• [Problem to work on]:
Repeat each record exactly. Any picture gets left out.

— BEGIN —

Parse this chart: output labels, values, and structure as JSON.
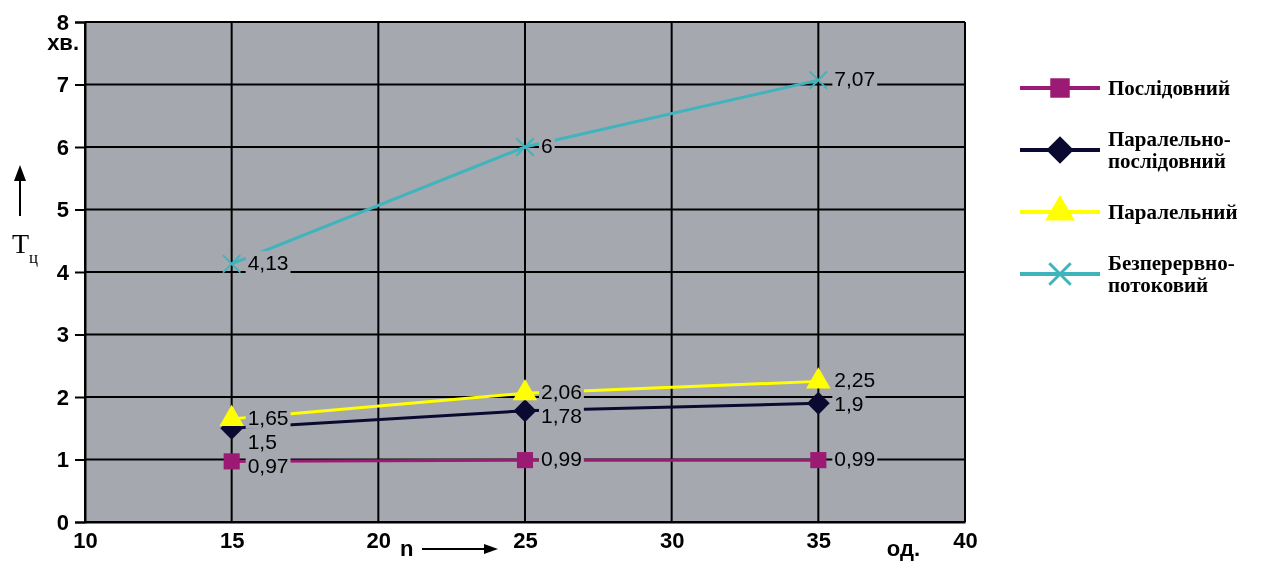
{
  "chart_data": {
    "type": "line",
    "xlabel": "n",
    "ylabel": "T$_{ц}$",
    "annotations": [
      "хв.",
      "од."
    ],
    "x": [
      15,
      25,
      35
    ],
    "xlim": [
      10,
      40
    ],
    "xticks": [
      10,
      15,
      20,
      25,
      30,
      35,
      40
    ],
    "ylim": [
      0,
      8
    ],
    "yticks": [
      0,
      1,
      2,
      3,
      4,
      5,
      6,
      7,
      8
    ],
    "grid": true,
    "legend": "right",
    "series": [
      {
        "name": "Послідовний",
        "color": "#9b1b74",
        "marker": "square",
        "values": [
          0.97,
          0.99,
          0.99
        ],
        "value_labels": [
          "0,97",
          "0,99",
          "0,99"
        ]
      },
      {
        "name": "Паралельно-послідовний",
        "color": "#0a0a30",
        "marker": "diamond",
        "values": [
          1.5,
          1.78,
          1.9
        ],
        "value_labels": [
          "1,5",
          "1,78",
          "1,9"
        ]
      },
      {
        "name": "Паралельний",
        "color": "#ffff00",
        "marker": "triangle",
        "values": [
          1.65,
          2.06,
          2.25
        ],
        "value_labels": [
          "1,65",
          "2,06",
          "2,25"
        ]
      },
      {
        "name": "Безперервно-потоковий",
        "color": "#3fb4bc",
        "marker": "cross",
        "values": [
          4.13,
          6,
          7.07
        ],
        "value_labels": [
          "4,13",
          "6",
          "7,07"
        ]
      }
    ]
  }
}
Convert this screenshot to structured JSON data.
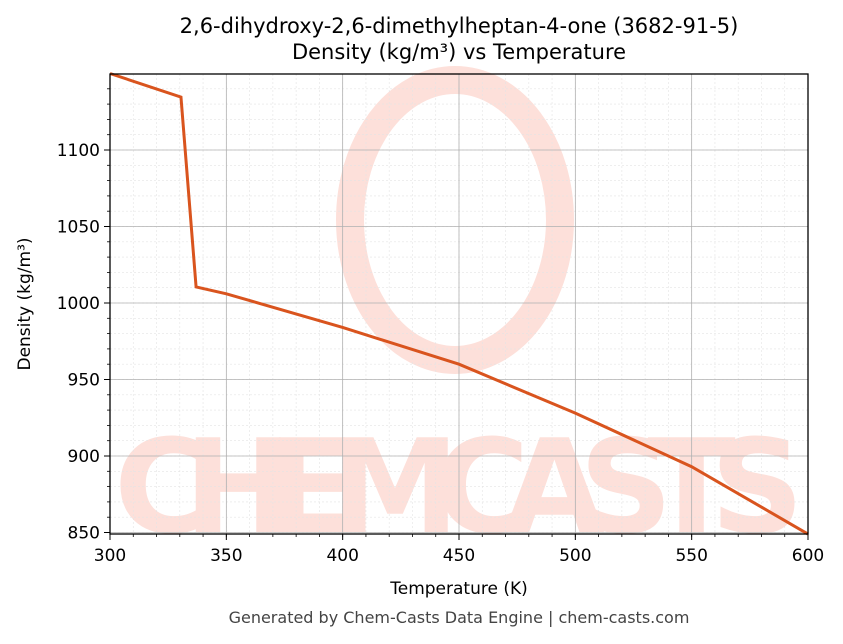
{
  "title_line1": "2,6-dihydroxy-2,6-dimethylheptan-4-one (3682-91-5)",
  "title_line2": "Density (kg/m³) vs Temperature",
  "footer": "Generated by Chem-Casts Data Engine | chem-casts.com",
  "watermark": "CHEMCASTS",
  "colors": {
    "line": "#d9541e",
    "watermark": "#fde0da",
    "grid": "#b0b0b0"
  },
  "chart_data": {
    "type": "line",
    "title": "2,6-dihydroxy-2,6-dimethylheptan-4-one (3682-91-5) Density (kg/m³) vs Temperature",
    "xlabel": "Temperature (K)",
    "ylabel": "Density (kg/m³)",
    "xlim": [
      300,
      600
    ],
    "ylim": [
      848,
      1150
    ],
    "xticks": [
      300,
      350,
      400,
      450,
      500,
      550,
      600
    ],
    "yticks": [
      850,
      900,
      950,
      1000,
      1050,
      1100
    ],
    "grid": true,
    "series": [
      {
        "name": "Density",
        "x": [
          300,
          330.5,
          337,
          350,
          400,
          450,
          500,
          550,
          600
        ],
        "y": [
          1150,
          1134.6,
          1010.5,
          1006,
          984,
          960,
          928,
          893,
          849
        ]
      }
    ]
  }
}
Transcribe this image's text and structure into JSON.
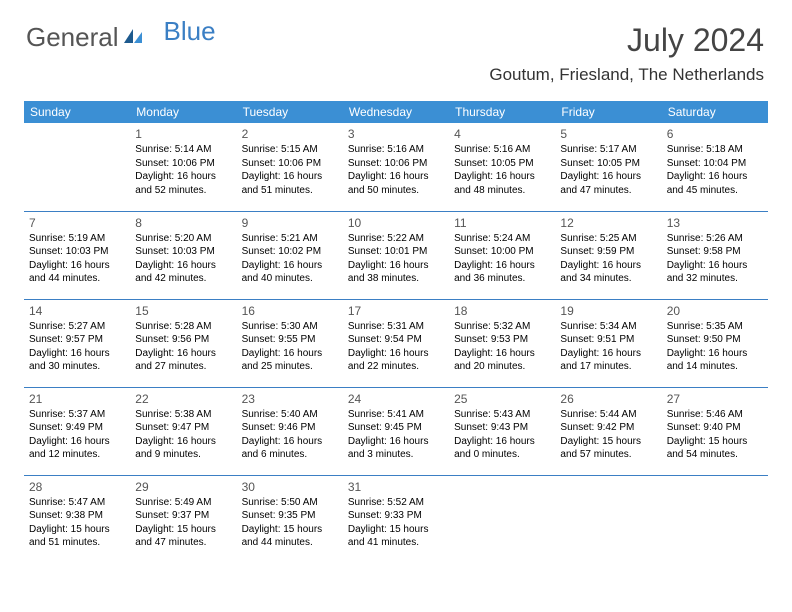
{
  "logo": {
    "text1": "General",
    "text2": "Blue"
  },
  "title": "July 2024",
  "location": "Goutum, Friesland, The Netherlands",
  "colors": {
    "header_bg": "#3b8fd4",
    "header_text": "#ffffff",
    "border": "#3b7fc4",
    "logo_gray": "#555555",
    "logo_blue": "#3b7fc4"
  },
  "weekdays": [
    "Sunday",
    "Monday",
    "Tuesday",
    "Wednesday",
    "Thursday",
    "Friday",
    "Saturday"
  ],
  "weeks": [
    [
      null,
      {
        "n": "1",
        "sr": "5:14 AM",
        "ss": "10:06 PM",
        "dl": "16 hours and 52 minutes."
      },
      {
        "n": "2",
        "sr": "5:15 AM",
        "ss": "10:06 PM",
        "dl": "16 hours and 51 minutes."
      },
      {
        "n": "3",
        "sr": "5:16 AM",
        "ss": "10:06 PM",
        "dl": "16 hours and 50 minutes."
      },
      {
        "n": "4",
        "sr": "5:16 AM",
        "ss": "10:05 PM",
        "dl": "16 hours and 48 minutes."
      },
      {
        "n": "5",
        "sr": "5:17 AM",
        "ss": "10:05 PM",
        "dl": "16 hours and 47 minutes."
      },
      {
        "n": "6",
        "sr": "5:18 AM",
        "ss": "10:04 PM",
        "dl": "16 hours and 45 minutes."
      }
    ],
    [
      {
        "n": "7",
        "sr": "5:19 AM",
        "ss": "10:03 PM",
        "dl": "16 hours and 44 minutes."
      },
      {
        "n": "8",
        "sr": "5:20 AM",
        "ss": "10:03 PM",
        "dl": "16 hours and 42 minutes."
      },
      {
        "n": "9",
        "sr": "5:21 AM",
        "ss": "10:02 PM",
        "dl": "16 hours and 40 minutes."
      },
      {
        "n": "10",
        "sr": "5:22 AM",
        "ss": "10:01 PM",
        "dl": "16 hours and 38 minutes."
      },
      {
        "n": "11",
        "sr": "5:24 AM",
        "ss": "10:00 PM",
        "dl": "16 hours and 36 minutes."
      },
      {
        "n": "12",
        "sr": "5:25 AM",
        "ss": "9:59 PM",
        "dl": "16 hours and 34 minutes."
      },
      {
        "n": "13",
        "sr": "5:26 AM",
        "ss": "9:58 PM",
        "dl": "16 hours and 32 minutes."
      }
    ],
    [
      {
        "n": "14",
        "sr": "5:27 AM",
        "ss": "9:57 PM",
        "dl": "16 hours and 30 minutes."
      },
      {
        "n": "15",
        "sr": "5:28 AM",
        "ss": "9:56 PM",
        "dl": "16 hours and 27 minutes."
      },
      {
        "n": "16",
        "sr": "5:30 AM",
        "ss": "9:55 PM",
        "dl": "16 hours and 25 minutes."
      },
      {
        "n": "17",
        "sr": "5:31 AM",
        "ss": "9:54 PM",
        "dl": "16 hours and 22 minutes."
      },
      {
        "n": "18",
        "sr": "5:32 AM",
        "ss": "9:53 PM",
        "dl": "16 hours and 20 minutes."
      },
      {
        "n": "19",
        "sr": "5:34 AM",
        "ss": "9:51 PM",
        "dl": "16 hours and 17 minutes."
      },
      {
        "n": "20",
        "sr": "5:35 AM",
        "ss": "9:50 PM",
        "dl": "16 hours and 14 minutes."
      }
    ],
    [
      {
        "n": "21",
        "sr": "5:37 AM",
        "ss": "9:49 PM",
        "dl": "16 hours and 12 minutes."
      },
      {
        "n": "22",
        "sr": "5:38 AM",
        "ss": "9:47 PM",
        "dl": "16 hours and 9 minutes."
      },
      {
        "n": "23",
        "sr": "5:40 AM",
        "ss": "9:46 PM",
        "dl": "16 hours and 6 minutes."
      },
      {
        "n": "24",
        "sr": "5:41 AM",
        "ss": "9:45 PM",
        "dl": "16 hours and 3 minutes."
      },
      {
        "n": "25",
        "sr": "5:43 AM",
        "ss": "9:43 PM",
        "dl": "16 hours and 0 minutes."
      },
      {
        "n": "26",
        "sr": "5:44 AM",
        "ss": "9:42 PM",
        "dl": "15 hours and 57 minutes."
      },
      {
        "n": "27",
        "sr": "5:46 AM",
        "ss": "9:40 PM",
        "dl": "15 hours and 54 minutes."
      }
    ],
    [
      {
        "n": "28",
        "sr": "5:47 AM",
        "ss": "9:38 PM",
        "dl": "15 hours and 51 minutes."
      },
      {
        "n": "29",
        "sr": "5:49 AM",
        "ss": "9:37 PM",
        "dl": "15 hours and 47 minutes."
      },
      {
        "n": "30",
        "sr": "5:50 AM",
        "ss": "9:35 PM",
        "dl": "15 hours and 44 minutes."
      },
      {
        "n": "31",
        "sr": "5:52 AM",
        "ss": "9:33 PM",
        "dl": "15 hours and 41 minutes."
      },
      null,
      null,
      null
    ]
  ],
  "labels": {
    "sunrise": "Sunrise: ",
    "sunset": "Sunset: ",
    "daylight": "Daylight: "
  }
}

— END —

• [Written response]:
Parse this chart: output labels, values, and structure as JSON.
{
  "chart_data": {
    "type": "line",
    "xlabel": "n",
    "ylabel": "T$_{ц}$",
    "annotations": [
      "хв.",
      "од."
    ],
    "x": [
      15,
      25,
      35
    ],
    "xlim": [
      10,
      40
    ],
    "xticks": [
      10,
      15,
      20,
      25,
      30,
      35,
      40
    ],
    "ylim": [
      0,
      8
    ],
    "yticks": [
      0,
      1,
      2,
      3,
      4,
      5,
      6,
      7,
      8
    ],
    "grid": true,
    "legend": "right",
    "series": [
      {
        "name": "Послідовний",
        "color": "#9b1b74",
        "marker": "square",
        "values": [
          0.97,
          0.99,
          0.99
        ],
        "value_labels": [
          "0,97",
          "0,99",
          "0,99"
        ]
      },
      {
        "name": "Паралельно-послідовний",
        "color": "#0a0a30",
        "marker": "diamond",
        "values": [
          1.5,
          1.78,
          1.9
        ],
        "value_labels": [
          "1,5",
          "1,78",
          "1,9"
        ]
      },
      {
        "name": "Паралельний",
        "color": "#ffff00",
        "marker": "triangle",
        "values": [
          1.65,
          2.06,
          2.25
        ],
        "value_labels": [
          "1,65",
          "2,06",
          "2,25"
        ]
      },
      {
        "name": "Безперервно-потоковий",
        "color": "#3fb4bc",
        "marker": "cross",
        "values": [
          4.13,
          6,
          7.07
        ],
        "value_labels": [
          "4,13",
          "6",
          "7,07"
        ]
      }
    ]
  }
}
Convert this screenshot to structured JSON data.
{
  "title_line1": "2,6-dihydroxy-2,6-dimethylheptan-4-one (3682-91-5)",
  "title_line2": "Density (kg/m³) vs Temperature",
  "footer": "Generated by Chem-Casts Data Engine | chem-casts.com",
  "watermark": "CHEMCASTS",
  "colors": {
    "line": "#d9541e",
    "watermark": "#fde0da",
    "grid": "#b0b0b0"
  },
  "chart_data": {
    "type": "line",
    "title": "2,6-dihydroxy-2,6-dimethylheptan-4-one (3682-91-5) Density (kg/m³) vs Temperature",
    "xlabel": "Temperature (K)",
    "ylabel": "Density (kg/m³)",
    "xlim": [
      300,
      600
    ],
    "ylim": [
      848,
      1150
    ],
    "xticks": [
      300,
      350,
      400,
      450,
      500,
      550,
      600
    ],
    "yticks": [
      850,
      900,
      950,
      1000,
      1050,
      1100
    ],
    "grid": true,
    "series": [
      {
        "name": "Density",
        "x": [
          300,
          330.5,
          337,
          350,
          400,
          450,
          500,
          550,
          600
        ],
        "y": [
          1150,
          1134.6,
          1010.5,
          1006,
          984,
          960,
          928,
          893,
          849
        ]
      }
    ]
  }
}
Transcribe this image's text and structure into JSON.
{
  "logo": {
    "text1": "General",
    "text2": "Blue"
  },
  "title": "July 2024",
  "location": "Goutum, Friesland, The Netherlands",
  "colors": {
    "header_bg": "#3b8fd4",
    "header_text": "#ffffff",
    "border": "#3b7fc4",
    "logo_gray": "#555555",
    "logo_blue": "#3b7fc4"
  },
  "weekdays": [
    "Sunday",
    "Monday",
    "Tuesday",
    "Wednesday",
    "Thursday",
    "Friday",
    "Saturday"
  ],
  "weeks": [
    [
      null,
      {
        "n": "1",
        "sr": "5:14 AM",
        "ss": "10:06 PM",
        "dl": "16 hours and 52 minutes."
      },
      {
        "n": "2",
        "sr": "5:15 AM",
        "ss": "10:06 PM",
        "dl": "16 hours and 51 minutes."
      },
      {
        "n": "3",
        "sr": "5:16 AM",
        "ss": "10:06 PM",
        "dl": "16 hours and 50 minutes."
      },
      {
        "n": "4",
        "sr": "5:16 AM",
        "ss": "10:05 PM",
        "dl": "16 hours and 48 minutes."
      },
      {
        "n": "5",
        "sr": "5:17 AM",
        "ss": "10:05 PM",
        "dl": "16 hours and 47 minutes."
      },
      {
        "n": "6",
        "sr": "5:18 AM",
        "ss": "10:04 PM",
        "dl": "16 hours and 45 minutes."
      }
    ],
    [
      {
        "n": "7",
        "sr": "5:19 AM",
        "ss": "10:03 PM",
        "dl": "16 hours and 44 minutes."
      },
      {
        "n": "8",
        "sr": "5:20 AM",
        "ss": "10:03 PM",
        "dl": "16 hours and 42 minutes."
      },
      {
        "n": "9",
        "sr": "5:21 AM",
        "ss": "10:02 PM",
        "dl": "16 hours and 40 minutes."
      },
      {
        "n": "10",
        "sr": "5:22 AM",
        "ss": "10:01 PM",
        "dl": "16 hours and 38 minutes."
      },
      {
        "n": "11",
        "sr": "5:24 AM",
        "ss": "10:00 PM",
        "dl": "16 hours and 36 minutes."
      },
      {
        "n": "12",
        "sr": "5:25 AM",
        "ss": "9:59 PM",
        "dl": "16 hours and 34 minutes."
      },
      {
        "n": "13",
        "sr": "5:26 AM",
        "ss": "9:58 PM",
        "dl": "16 hours and 32 minutes."
      }
    ],
    [
      {
        "n": "14",
        "sr": "5:27 AM",
        "ss": "9:57 PM",
        "dl": "16 hours and 30 minutes."
      },
      {
        "n": "15",
        "sr": "5:28 AM",
        "ss": "9:56 PM",
        "dl": "16 hours and 27 minutes."
      },
      {
        "n": "16",
        "sr": "5:30 AM",
        "ss": "9:55 PM",
        "dl": "16 hours and 25 minutes."
      },
      {
        "n": "17",
        "sr": "5:31 AM",
        "ss": "9:54 PM",
        "dl": "16 hours and 22 minutes."
      },
      {
        "n": "18",
        "sr": "5:32 AM",
        "ss": "9:53 PM",
        "dl": "16 hours and 20 minutes."
      },
      {
        "n": "19",
        "sr": "5:34 AM",
        "ss": "9:51 PM",
        "dl": "16 hours and 17 minutes."
      },
      {
        "n": "20",
        "sr": "5:35 AM",
        "ss": "9:50 PM",
        "dl": "16 hours and 14 minutes."
      }
    ],
    [
      {
        "n": "21",
        "sr": "5:37 AM",
        "ss": "9:49 PM",
        "dl": "16 hours and 12 minutes."
      },
      {
        "n": "22",
        "sr": "5:38 AM",
        "ss": "9:47 PM",
        "dl": "16 hours and 9 minutes."
      },
      {
        "n": "23",
        "sr": "5:40 AM",
        "ss": "9:46 PM",
        "dl": "16 hours and 6 minutes."
      },
      {
        "n": "24",
        "sr": "5:41 AM",
        "ss": "9:45 PM",
        "dl": "16 hours and 3 minutes."
      },
      {
        "n": "25",
        "sr": "5:43 AM",
        "ss": "9:43 PM",
        "dl": "16 hours and 0 minutes."
      },
      {
        "n": "26",
        "sr": "5:44 AM",
        "ss": "9:42 PM",
        "dl": "15 hours and 57 minutes."
      },
      {
        "n": "27",
        "sr": "5:46 AM",
        "ss": "9:40 PM",
        "dl": "15 hours and 54 minutes."
      }
    ],
    [
      {
        "n": "28",
        "sr": "5:47 AM",
        "ss": "9:38 PM",
        "dl": "15 hours and 51 minutes."
      },
      {
        "n": "29",
        "sr": "5:49 AM",
        "ss": "9:37 PM",
        "dl": "15 hours and 47 minutes."
      },
      {
        "n": "30",
        "sr": "5:50 AM",
        "ss": "9:35 PM",
        "dl": "15 hours and 44 minutes."
      },
      {
        "n": "31",
        "sr": "5:52 AM",
        "ss": "9:33 PM",
        "dl": "15 hours and 41 minutes."
      },
      null,
      null,
      null
    ]
  ],
  "labels": {
    "sunrise": "Sunrise: ",
    "sunset": "Sunset: ",
    "daylight": "Daylight: "
  }
}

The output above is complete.